AUFGABEN:
1) Übertragen Sie den folgenden Satz aus dem Erläuterungstext zum Zeughof ins Englische: „Der Zeughof bietet einen ebenerdigen Zugang zum Forum für Demokratie sowie zum Künstlerhaus Böttgergasse 9.“
2) Führen Sie den Erläuterungstext zum Zeughof im Anschluss an seinen letzten Satz weiter.

AUSGEWÄHLTER TEXTAUSZUG:
>>>

Stadt Weimar - Haus der Weimarer Republik

Zeughof

Zeughof

Anerkennung

Preisgeld: 2.000 EUR

Maria Frölich-Kulik

Architektur

Erläuterungstext

Beteiligung, Vielfalt sowie der Dialog zwischen teils widersprüchlichen Ideen und Perspektiven sind Grundthemen gelebter Demokratie. Diese Themen sind die Entwurfsgrundlage für das Forum für Demokratie. Als Knotenpunkt in Weimars städtischer und kultureller Landschaft soll der Austausch zwischen verschiedenen Nutzergruppen
sowohl innen- als auch außenräumlich ermöglicht werden und ein zentraler Anlaufpunkt für Bürger und Besucher der Stadt entstehen. Ziel des Entwurfes ist es die räumlichen Voraussetzungen für ein dialogisches und demokratisches Miteinander zu schaffen.

Städtebau - Das Zeughof-Quartier
Der städtebauliche Vorschlag orientiert sich an den gefassten städtischen Räumen und schreibt den Stadtgrundriss fort. Die neuen städtebaulichen Kubaturen nehmen Bezug auf die historischen Baukanten der Altstadt Weimars. Über die gassenartigen Zugänge - Zeughofgasse und Böttchergasse - wird der historische Zeughof als neuer innerstädtischer Platz erschlossen. Der Zeughof bietet einen ebenerdigen Zugang zum Forum für Demokratie sowie zum Künstlerhaus Böttgergasse 9. Das Wohnquartier zwischen Böttchergasse, Zeughof und Donndorfbrunnen ist als Blockrandbebauung ausgebildet, die einen gemeinsamen Hof umschließt. Die städtebauliche Figur ermöglicht verschiedene Wohnformen: vom städtischen gereihten Wohnhaus bis zur barrierefreien
Geschosswohnung. Etwaige öffentliche Nutzungen, bspw. eine Kindertagesstätte und eine neue Kunsthalle, können ohne weiteres in das Volumen integriert werden. Gemeinschaftliches Wohnen ergänzt das Künstlerhaus Böttgergasse 9.

<<<

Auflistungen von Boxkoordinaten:
>>>

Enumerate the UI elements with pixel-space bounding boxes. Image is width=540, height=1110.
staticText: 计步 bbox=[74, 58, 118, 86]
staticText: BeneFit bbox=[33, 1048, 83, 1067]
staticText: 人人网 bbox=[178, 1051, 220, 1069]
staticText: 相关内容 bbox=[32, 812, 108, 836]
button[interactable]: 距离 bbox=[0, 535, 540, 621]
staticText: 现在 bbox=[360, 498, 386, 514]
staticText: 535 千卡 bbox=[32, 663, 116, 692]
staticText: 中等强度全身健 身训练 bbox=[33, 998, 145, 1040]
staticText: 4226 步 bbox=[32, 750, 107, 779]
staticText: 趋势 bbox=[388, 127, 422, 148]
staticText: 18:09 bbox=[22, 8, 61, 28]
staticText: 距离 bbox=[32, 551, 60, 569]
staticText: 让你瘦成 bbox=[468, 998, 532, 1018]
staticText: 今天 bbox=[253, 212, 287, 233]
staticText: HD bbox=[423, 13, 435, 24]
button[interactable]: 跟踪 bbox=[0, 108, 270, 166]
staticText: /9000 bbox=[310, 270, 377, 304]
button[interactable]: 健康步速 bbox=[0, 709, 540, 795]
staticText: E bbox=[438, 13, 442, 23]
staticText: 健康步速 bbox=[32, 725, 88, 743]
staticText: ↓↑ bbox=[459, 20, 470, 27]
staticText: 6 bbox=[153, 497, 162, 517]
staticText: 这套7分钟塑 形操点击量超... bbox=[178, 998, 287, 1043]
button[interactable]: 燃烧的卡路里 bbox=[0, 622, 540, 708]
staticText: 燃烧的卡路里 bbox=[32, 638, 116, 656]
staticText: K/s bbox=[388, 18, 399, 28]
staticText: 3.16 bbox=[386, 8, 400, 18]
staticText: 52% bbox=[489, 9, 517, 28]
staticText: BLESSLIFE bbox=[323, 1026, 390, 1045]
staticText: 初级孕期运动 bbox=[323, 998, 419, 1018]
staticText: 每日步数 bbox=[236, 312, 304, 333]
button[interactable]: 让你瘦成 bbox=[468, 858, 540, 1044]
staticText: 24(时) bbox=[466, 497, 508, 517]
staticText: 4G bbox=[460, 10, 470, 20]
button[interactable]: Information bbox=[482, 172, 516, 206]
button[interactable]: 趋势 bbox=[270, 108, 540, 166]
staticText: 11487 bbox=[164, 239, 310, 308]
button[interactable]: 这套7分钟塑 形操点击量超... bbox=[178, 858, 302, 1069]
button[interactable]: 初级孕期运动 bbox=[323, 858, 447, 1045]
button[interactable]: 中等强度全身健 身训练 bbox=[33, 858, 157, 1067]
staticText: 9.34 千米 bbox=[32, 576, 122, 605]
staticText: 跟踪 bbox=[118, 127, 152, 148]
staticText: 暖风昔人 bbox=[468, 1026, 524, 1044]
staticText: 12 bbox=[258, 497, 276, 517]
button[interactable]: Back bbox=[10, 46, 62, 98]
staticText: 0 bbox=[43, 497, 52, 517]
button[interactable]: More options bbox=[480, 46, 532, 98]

<<<

LÖSUNGEN JE AUFGABE:
1) The Zeughof offers street-level access to the Forum for Democracy as well as to the artists' house at Böttgergasse 9.

2)
Das Forum für Demokratie ist von allen vier Seiten zugänglich und erlaubt so individuelle Eingänge zu den jeweiligen Nutzungsbereichen : über den Theaterplatz im Westen zum Museum, über den Künstlergarten an der Nordseite zum Café, über den östlichen Zeughof durch ein Foyer zum Multifunktionsraum und den Räumen der politischen Bildung sowie von der Zeughofgasse im Süden zu den Büros – das erlaubt auch einen separaten
Zugang zur Bibliothek.

Alt- und Neubau
Der Bestand ist in seiner Kubatur und Formensprache klar erkennbar und wird durch einen Neubau ergänzt. Der Neubau vermittelt zwischen den verschiedenen bauzeitlichen Schichten und strukturellen Brüchen des Bestandes mit einer zeitgemäßen Fachwerkkonstruktion auf massivem Sockel, abgeleitet von der historischen
Bauweise des ehemaligen Zeughauses. Unterschiedliche Zeugnisse der Nutzungs- und Baugeschichte des Gesamtensembles bleiben erhalten und erscheinen durch den verbindenden Neubau als ein zusammenhängendes Ganzes. Die ökologisch und ökonomisch nachhaltige Fachwerkkonstruktion ist mit Mauerwerk ausgefacht und
egalisierend geschlemmt. Das Forum für Demokratie tritt in seiner Kubatur und Materialität als zurückhaltender Baustein der Weimarer Altstadt in Erscheinung und fügt sich selbstverständlich ein. Gezielt gesetzte Öffnungen in der Fassade erlauben Ein- und Ausblicke. Trotz der kompakten Gestalt wirkt das Forum transparent und öffnet sich zur Stadt.

Erschließung und Rundgang
Das Forum für Demokratie richtet sich unter anderem an Schüler, Künstler, Forscher und Museumsbesucher. Für alle vorgesehenen Nutzungen bietet der Entwurf adäquate Räume. Die notwendigen Erschließungsräume sind in ihrer Funktion als Schnittstellen zwischen den unterschiedlichen Funktionsbereichen als Räume mit Aufenthaltsqualität ausgebildet. Genauso wie die Freiräume im Außenbereich fördern sie Begegnungen und
Austausch.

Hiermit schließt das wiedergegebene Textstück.